_EXERCISE_. The records below are to be copied word for word, with every picture left out.

_LISTING_.
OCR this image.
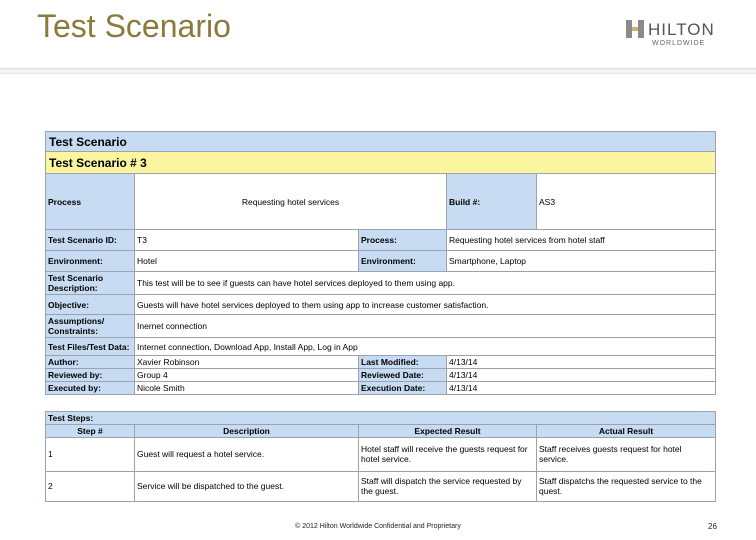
Test Scenario	HILTON
WORLDWIDE
Test Scenario				
Test Scenario # 3				
Process	Requesting hotel services		Build #:	AS3
Test Scenario ID:	T3	Process:	Requesting hotel services from hotel staff	
Environment:	Hotel	Environment:	Smartphone, Laptop	
Test Scenario Description:	This test will be to see if guests can have hotel services deployed to them using app.			
Objective:	Guests will have hotel services deployed to them using app to increase customer satisfaction.			
Assumptions/ Constraints:	Inernet connection			
Test Files/Test Data:	Internet connection, Download App, Install App, Log in App			
Author:	Xavier Robinson	Last Modified:	4/13/14	
Reviewed by:	Group 4	Reviewed Date:	4/13/14	
Executed by:	Nicole Smith	Execution Date:	4/13/14	

Test Steps:			
Step #	Description	Expected Result	Actual Result
1	Guest will request a hotel service.	Hotel staff will receive the guests request for hotel service.	Staff receives guests request for hotel service.
2	Service will be dispatched to the guest.	Staff will dispatch the service requested by the guest.	Staff dispatchs the requested service to the quest.
© 2012 Hilton Worldwide Confidential and Proprietary	26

_FULL SOLUTION_.
OCR this image.
Test Scenario	HILTON
WORLDWIDE
Test Scenario				
Test Scenario # 3				
Process	Requesting hotel services		Build #:	AS3
Test Scenario ID:	T3	Process:	Requesting hotel services from hotel staff	
Environment:	Hotel	Environment:	Smartphone, Laptop	
Test Scenario Description:	This test will be to see if guests can have hotel services deployed to them using app.			
Objective:	Guests will have hotel services deployed to them using app to increase customer satisfaction.			
Assumptions/ Constraints:	Inernet connection			
Test Files/Test Data:	Internet connection, Download App, Install App, Log in App			
Author:	Xavier Robinson	Last Modified:	4/13/14	
Reviewed by:	Group 4	Reviewed Date:	4/13/14	
Executed by:	Nicole Smith	Execution Date:	4/13/14	

Test Steps:			
Step #	Description	Expected Result	Actual Result
1	Guest will request a hotel service.	Hotel staff will receive the guests request for hotel service.	Staff receives guests request for hotel service.
2	Service will be dispatched to the guest.	Staff will dispatch the service requested by the guest.	Staff dispatchs the requested service to the quest.
© 2012 Hilton Worldwide Confidential and Proprietary	26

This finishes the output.